* Document layout detection data:
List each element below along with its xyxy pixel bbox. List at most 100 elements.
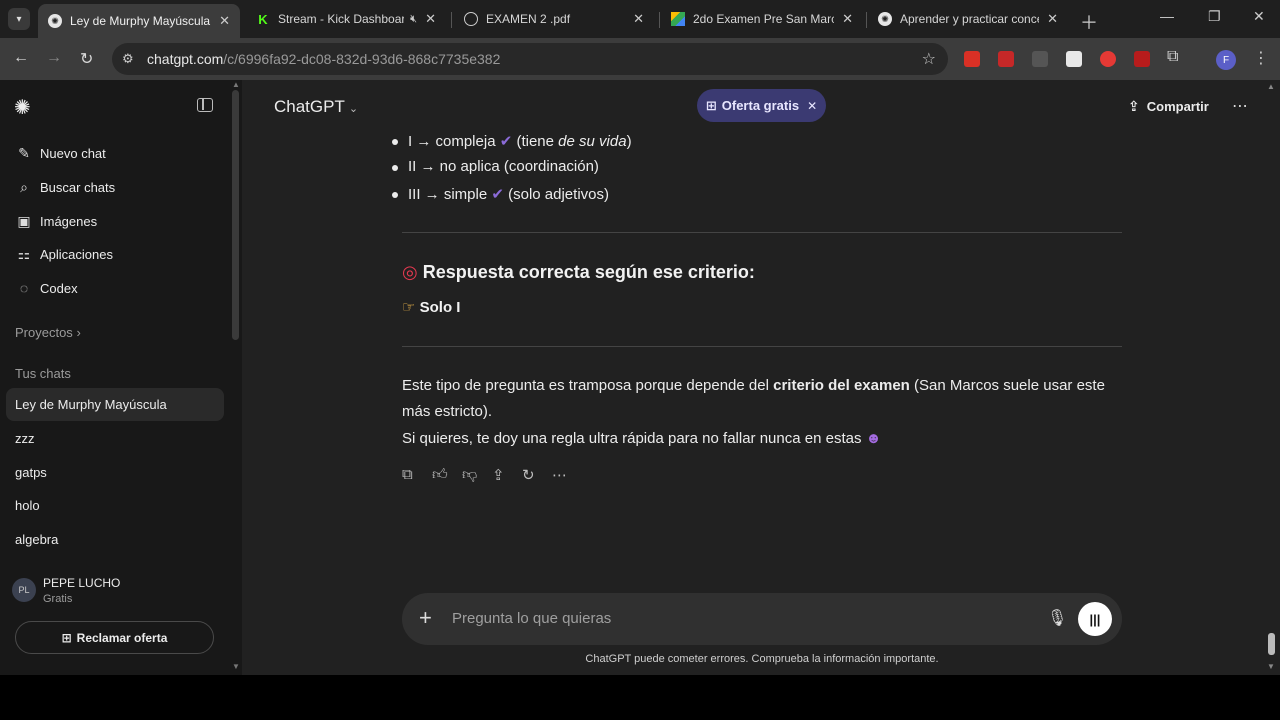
claim-offer-button[interactable]: ⊞ Reclamar oferta (15, 621, 214, 654)
answer-line: ☞ Solo I (402, 298, 460, 316)
browser-tab-3[interactable]: EXAMEN 2 .pdf ✕ (454, 4, 654, 34)
chats-section-label: Tus chats (15, 366, 71, 381)
voice-mode-button[interactable]: ||| (1078, 602, 1112, 636)
sidebar-item-apps[interactable]: ⚏ Aplicaciones (16, 242, 113, 266)
target-icon: ◎ (402, 262, 418, 282)
google-drive-icon (671, 12, 685, 26)
paragraph-bold: criterio del examen (773, 377, 910, 394)
chat-item[interactable]: Ley de Murphy Mayúscula (6, 388, 224, 421)
check-icon: ✔ (499, 133, 513, 150)
share-button[interactable]: ⇪ Compartir (1128, 98, 1209, 115)
tab-close-icon[interactable]: ✕ (633, 11, 644, 27)
player-extension-icon[interactable] (1100, 51, 1116, 67)
scroll-down-icon[interactable]: ▼ (232, 662, 240, 671)
copy-icon[interactable]: ⧉ (402, 466, 432, 484)
back-icon[interactable]: ← (13, 49, 29, 67)
scroll-down-icon[interactable]: ▼ (1267, 662, 1275, 671)
thumbs-up-icon[interactable]: 👍︎ (432, 466, 462, 484)
scroll-up-icon[interactable]: ▲ (232, 80, 240, 89)
sidebar-item-label: Codex (40, 280, 78, 296)
restore-icon[interactable]: ❐ (1208, 8, 1221, 25)
sidebar-scrollbar[interactable] (232, 90, 239, 340)
list-item: III → simple ✔ (solo adjetivos) (392, 185, 609, 203)
free-offer-button[interactable]: ⊞ Oferta gratis ✕ (697, 89, 826, 122)
youtube-extension-icon[interactable] (964, 51, 980, 67)
add-attachment-icon[interactable]: + (419, 605, 432, 631)
bookmark-star-icon[interactable]: ☆ (922, 49, 936, 69)
sidebar-item-label: Aplicaciones (40, 246, 113, 262)
list-item: I → compleja ✔ (tiene de su vida) (392, 132, 632, 150)
prompt-input[interactable]: Pregunta lo que quieras (452, 610, 611, 627)
tab-close-icon[interactable]: ✕ (842, 11, 853, 27)
sidebar-item-search[interactable]: ⌕ Buscar chats (16, 175, 115, 199)
composer[interactable]: + Pregunta lo que quieras 🎙︎ ||| (402, 593, 1122, 645)
projects-section[interactable]: Proyectos › (15, 325, 81, 340)
main-scrollbar[interactable] (1268, 633, 1275, 655)
bullet-text: (solo adjetivos) (508, 186, 609, 203)
apps-icon: ⚏ (17, 245, 31, 262)
sidebar: ✺ ✎ Nuevo chat ⌕ Buscar chats ▣ Imágenes… (0, 80, 242, 675)
window-close-icon[interactable]: ✕ (1253, 8, 1265, 25)
profile-avatar[interactable]: F (1216, 50, 1236, 70)
chatgpt-logo-icon[interactable]: ✺ (14, 95, 31, 120)
tab-close-icon[interactable]: ✕ (219, 13, 230, 29)
browser-tab-2[interactable]: K Stream - Kick Dashboard 🔇︎ ✕ (246, 4, 446, 34)
chat-item[interactable]: algebra (6, 523, 224, 556)
url-text[interactable]: chatgpt.com/c/6996fa92-dc08-832d-93d6-86… (147, 51, 500, 67)
site-settings-icon[interactable]: ⚙︎ (122, 51, 134, 67)
model-selector[interactable]: ChatGPT ⌄ (274, 97, 358, 117)
chat-item[interactable]: gatps (6, 456, 224, 489)
thumbs-down-icon[interactable]: 👎︎ (462, 466, 492, 484)
regenerate-icon[interactable]: ↻ (522, 466, 552, 484)
video-extension-icon[interactable] (998, 51, 1014, 67)
extensions-puzzle-icon[interactable]: ⧉ (1167, 48, 1178, 66)
browser-tab-4[interactable]: 2do Examen Pre San Marcos ✕ (661, 4, 863, 34)
divider (402, 232, 1122, 233)
answer-heading: ◎ Respuesta correcta según ese criterio: (402, 262, 755, 283)
browser-menu-icon[interactable]: ⋮ (1253, 48, 1269, 68)
bullet-text: (tiene (516, 133, 559, 150)
extension-icon[interactable] (1066, 51, 1082, 67)
reload-icon[interactable]: ↻ (80, 49, 93, 69)
browser-tab-5[interactable]: ✺ Aprender y practicar concep ✕ (868, 4, 1068, 34)
forward-icon[interactable]: → (46, 49, 62, 67)
tab-close-icon[interactable]: ✕ (425, 11, 436, 27)
extension-icon[interactable] (1032, 51, 1048, 67)
disclaimer-text: ChatGPT puede cometer errores. Comprueba… (585, 653, 939, 665)
paragraph-text: Este tipo de pregunta es tramposa porque… (402, 377, 774, 394)
claim-offer-label: Reclamar oferta (76, 630, 168, 645)
heading-text: Respuesta correcta según ese criterio: (422, 262, 755, 282)
edit-icon: ✎ (18, 144, 30, 161)
sidebar-item-new-chat[interactable]: ✎ Nuevo chat (16, 141, 106, 165)
scroll-up-icon[interactable]: ▲ (1267, 82, 1275, 91)
new-tab-icon[interactable]: ＋ (1080, 9, 1098, 35)
more-options-icon[interactable]: ⋯ (1232, 96, 1248, 116)
more-options-icon[interactable]: ⋯ (552, 466, 582, 484)
tab-search-button[interactable]: ▾ (8, 8, 30, 30)
close-icon[interactable]: ✕ (807, 99, 817, 113)
pointing-hand-icon: ☞ (402, 299, 416, 316)
muted-speaker-icon[interactable]: 🔇︎ (410, 13, 417, 26)
sidebar-toggle-icon[interactable] (197, 98, 213, 112)
share-icon[interactable]: ⇪ (492, 466, 522, 484)
sidebar-item-codex[interactable]: ◌ Codex (16, 276, 78, 300)
explanation-paragraph: Este tipo de pregunta es tramposa porque… (402, 373, 1124, 425)
bullet-text: III → simple (408, 186, 488, 203)
tab-close-icon[interactable]: ✕ (1047, 11, 1058, 27)
bullet-text: I → compleja (408, 133, 496, 150)
browser-tab-1[interactable]: ✺ Ley de Murphy Mayúscula ✕ (38, 4, 240, 38)
sidebar-item-images[interactable]: ▣ Imágenes (16, 209, 97, 233)
microphone-icon[interactable]: 🎙︎ (1047, 608, 1067, 628)
chat-item[interactable]: zzz (6, 422, 224, 455)
extension-icon[interactable] (1134, 51, 1150, 67)
chat-item[interactable]: holo (6, 489, 224, 522)
chevron-down-icon: ⌄ (348, 103, 359, 115)
avatar: PL (12, 578, 36, 602)
paragraph-text: Si quieres, te doy una regla ultra rápid… (402, 430, 862, 447)
devil-emoji-icon: ☻ (865, 430, 882, 447)
address-bar[interactable]: ⚙︎ chatgpt.com/c/6996fa92-dc08-832d-93d6… (112, 43, 948, 75)
tab-separator (866, 12, 867, 28)
minimize-icon[interactable]: — (1160, 8, 1174, 24)
tab-separator (659, 12, 660, 28)
browser-tabstrip: ▾ ✺ Ley de Murphy Mayúscula ✕ K Stream -… (0, 0, 1280, 38)
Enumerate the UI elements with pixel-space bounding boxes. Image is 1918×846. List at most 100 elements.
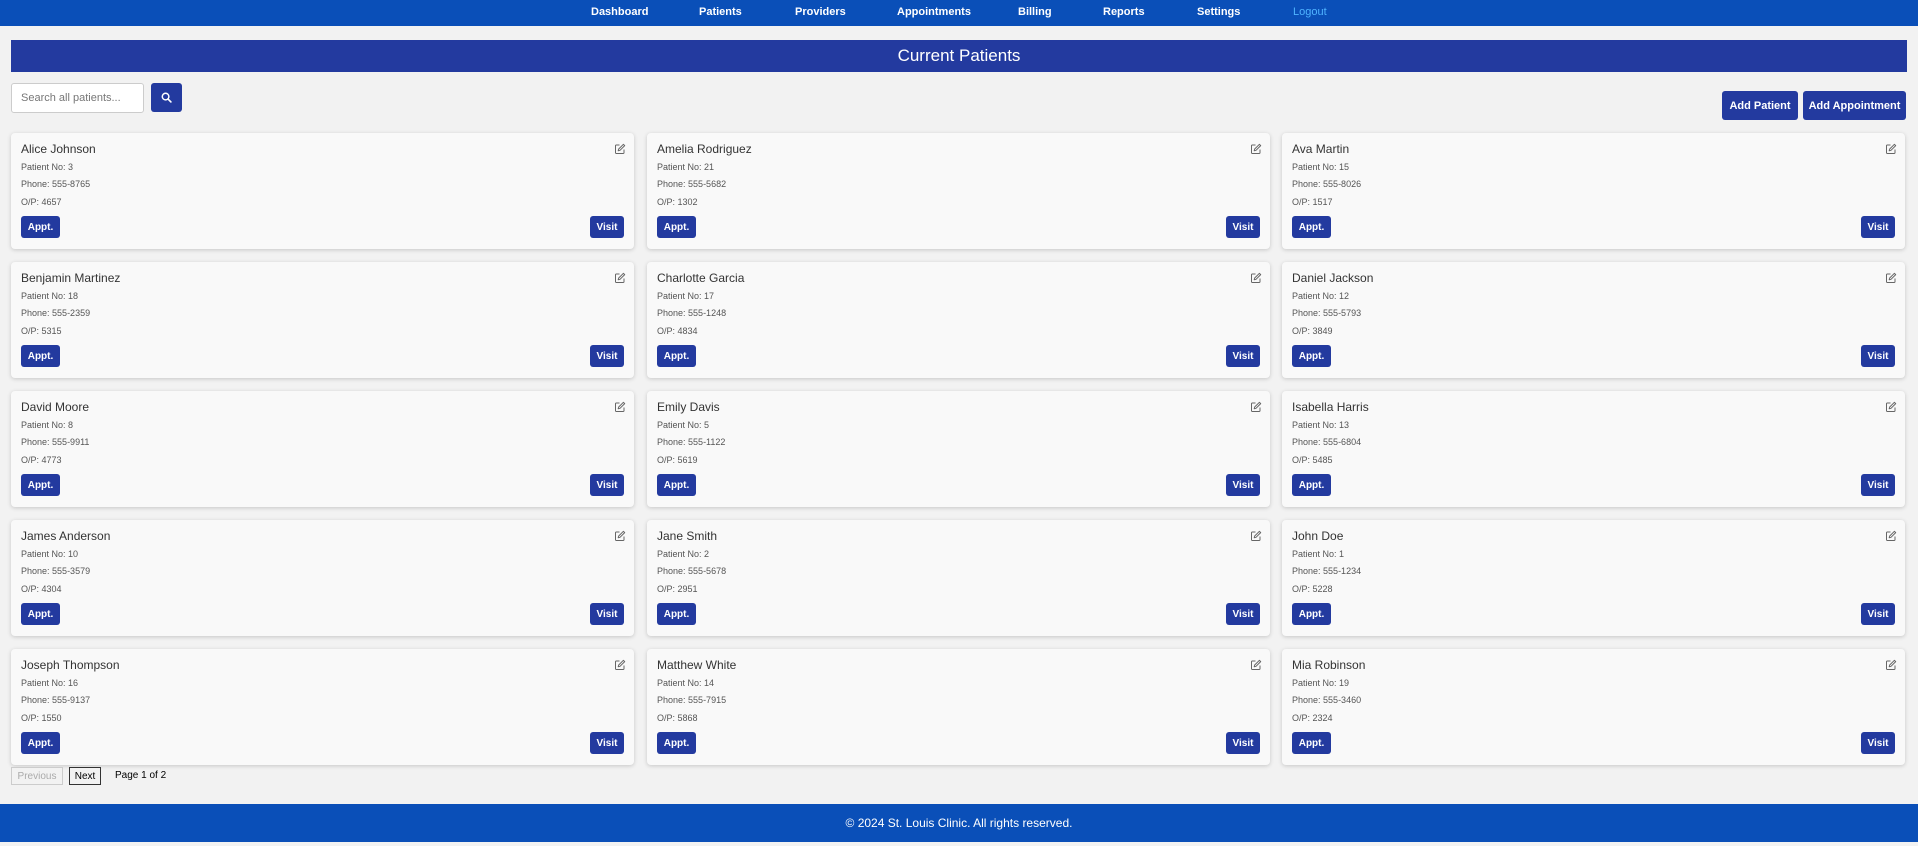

* EXERCISE OBJECTIVE: Please copy each line of the records above in which the word "offer" can be found.

* REPLY TO THE TASK:
claim-offer-button[interactable]: ⊞ Reclamar oferta (15, 621, 214, 654)
free-offer-button[interactable]: ⊞ Oferta gratis ✕ (697, 89, 826, 122)
claim-offer-label: Reclamar oferta (76, 630, 168, 645)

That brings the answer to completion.